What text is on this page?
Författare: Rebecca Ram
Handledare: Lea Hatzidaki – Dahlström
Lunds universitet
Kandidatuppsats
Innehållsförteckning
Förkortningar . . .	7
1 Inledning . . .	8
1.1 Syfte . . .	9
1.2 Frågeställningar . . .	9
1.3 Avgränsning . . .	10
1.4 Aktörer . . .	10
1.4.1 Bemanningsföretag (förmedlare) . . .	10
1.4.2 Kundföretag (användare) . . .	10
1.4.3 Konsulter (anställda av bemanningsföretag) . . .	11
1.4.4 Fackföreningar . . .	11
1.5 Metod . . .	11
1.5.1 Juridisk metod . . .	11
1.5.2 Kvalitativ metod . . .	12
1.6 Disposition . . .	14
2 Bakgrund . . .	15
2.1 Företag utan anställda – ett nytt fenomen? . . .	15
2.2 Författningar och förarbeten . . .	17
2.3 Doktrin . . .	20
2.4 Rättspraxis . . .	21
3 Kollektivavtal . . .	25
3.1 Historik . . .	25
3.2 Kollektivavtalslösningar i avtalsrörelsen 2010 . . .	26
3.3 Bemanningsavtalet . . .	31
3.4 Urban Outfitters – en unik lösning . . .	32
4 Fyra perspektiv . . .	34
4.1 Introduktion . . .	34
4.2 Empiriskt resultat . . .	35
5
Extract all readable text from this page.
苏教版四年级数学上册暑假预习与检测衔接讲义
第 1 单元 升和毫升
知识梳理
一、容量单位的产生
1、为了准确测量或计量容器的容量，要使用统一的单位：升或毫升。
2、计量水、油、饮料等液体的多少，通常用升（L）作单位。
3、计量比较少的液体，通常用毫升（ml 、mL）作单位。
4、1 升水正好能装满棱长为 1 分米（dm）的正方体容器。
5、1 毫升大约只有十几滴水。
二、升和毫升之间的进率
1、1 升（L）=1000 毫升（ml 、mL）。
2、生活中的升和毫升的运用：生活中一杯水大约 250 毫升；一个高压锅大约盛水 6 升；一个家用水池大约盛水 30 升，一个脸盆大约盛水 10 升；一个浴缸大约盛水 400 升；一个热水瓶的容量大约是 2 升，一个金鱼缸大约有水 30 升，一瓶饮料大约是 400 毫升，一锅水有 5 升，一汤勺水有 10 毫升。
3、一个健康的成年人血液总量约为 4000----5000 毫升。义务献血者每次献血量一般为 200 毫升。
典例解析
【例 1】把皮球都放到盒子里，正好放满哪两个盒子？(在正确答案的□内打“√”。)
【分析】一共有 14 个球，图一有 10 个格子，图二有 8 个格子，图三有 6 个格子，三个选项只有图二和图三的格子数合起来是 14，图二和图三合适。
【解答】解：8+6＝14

* * * * * * *

▶ _Brief_
Every entry must be quoted exactly as it appears above.

▶ _Expected output_
What text is on this page?
Författare: Rebecca Ram
Handledare: Lea Hatzidaki – Dahlström
Lunds universitet
Kandidatuppsats
Innehållsförteckning
Förkortningar . . .	7
1 Inledning . . .	8
1.1 Syfte . . .	9
1.2 Frågeställningar . . .	9
1.3 Avgränsning . . .	10
1.4 Aktörer . . .	10
1.4.1 Bemanningsföretag (förmedlare) . . .	10
1.4.2 Kundföretag (användare) . . .	10
1.4.3 Konsulter (anställda av bemanningsföretag) . . .	11
1.4.4 Fackföreningar . . .	11
1.5 Metod . . .	11
1.5.1 Juridisk metod . . .	11
1.5.2 Kvalitativ metod . . .	12
1.6 Disposition . . .	14
2 Bakgrund . . .	15
2.1 Företag utan anställda – ett nytt fenomen? . . .	15
2.2 Författningar och förarbeten . . .	17
2.3 Doktrin . . .	20
2.4 Rättspraxis . . .	21
3 Kollektivavtal . . .	25
3.1 Historik . . .	25
3.2 Kollektivavtalslösningar i avtalsrörelsen 2010 . . .	26
3.3 Bemanningsavtalet . . .	31
3.4 Urban Outfitters – en unik lösning . . .	32
4 Fyra perspektiv . . .	34
4.1 Introduktion . . .	34
4.2 Empiriskt resultat . . .	35
5
Extract all readable text from this page.
苏教版四年级数学上册暑假预习与检测衔接讲义
第 1 单元 升和毫升
知识梳理
一、容量单位的产生
1、为了准确测量或计量容器的容量，要使用统一的单位：升或毫升。
2、计量水、油、饮料等液体的多少，通常用升（L）作单位。
3、计量比较少的液体，通常用毫升（ml 、mL）作单位。
4、1 升水正好能装满棱长为 1 分米（dm）的正方体容器。
5、1 毫升大约只有十几滴水。
二、升和毫升之间的进率
1、1 升（L）=1000 毫升（ml 、mL）。
2、生活中的升和毫升的运用：生活中一杯水大约 250 毫升；一个高压锅大约盛水 6 升；一个家用水池大约盛水 30 升，一个脸盆大约盛水 10 升；一个浴缸大约盛水 400 升；一个热水瓶的容量大约是 2 升，一个金鱼缸大约有水 30 升，一瓶饮料大约是 400 毫升，一锅水有 5 升，一汤勺水有 10 毫升。
3、一个健康的成年人血液总量约为 4000----5000 毫升。义务献血者每次献血量一般为 200 毫升。
典例解析
【例 1】把皮球都放到盒子里，正好放满哪两个盒子？(在正确答案的□内打“√”。)
【分析】一共有 14 个球，图一有 10 个格子，图二有 8 个格子，图三有 6 个格子，三个选项只有图二和图三的格子数合起来是 14，图二和图三合适。
【解答】解：8+6＝14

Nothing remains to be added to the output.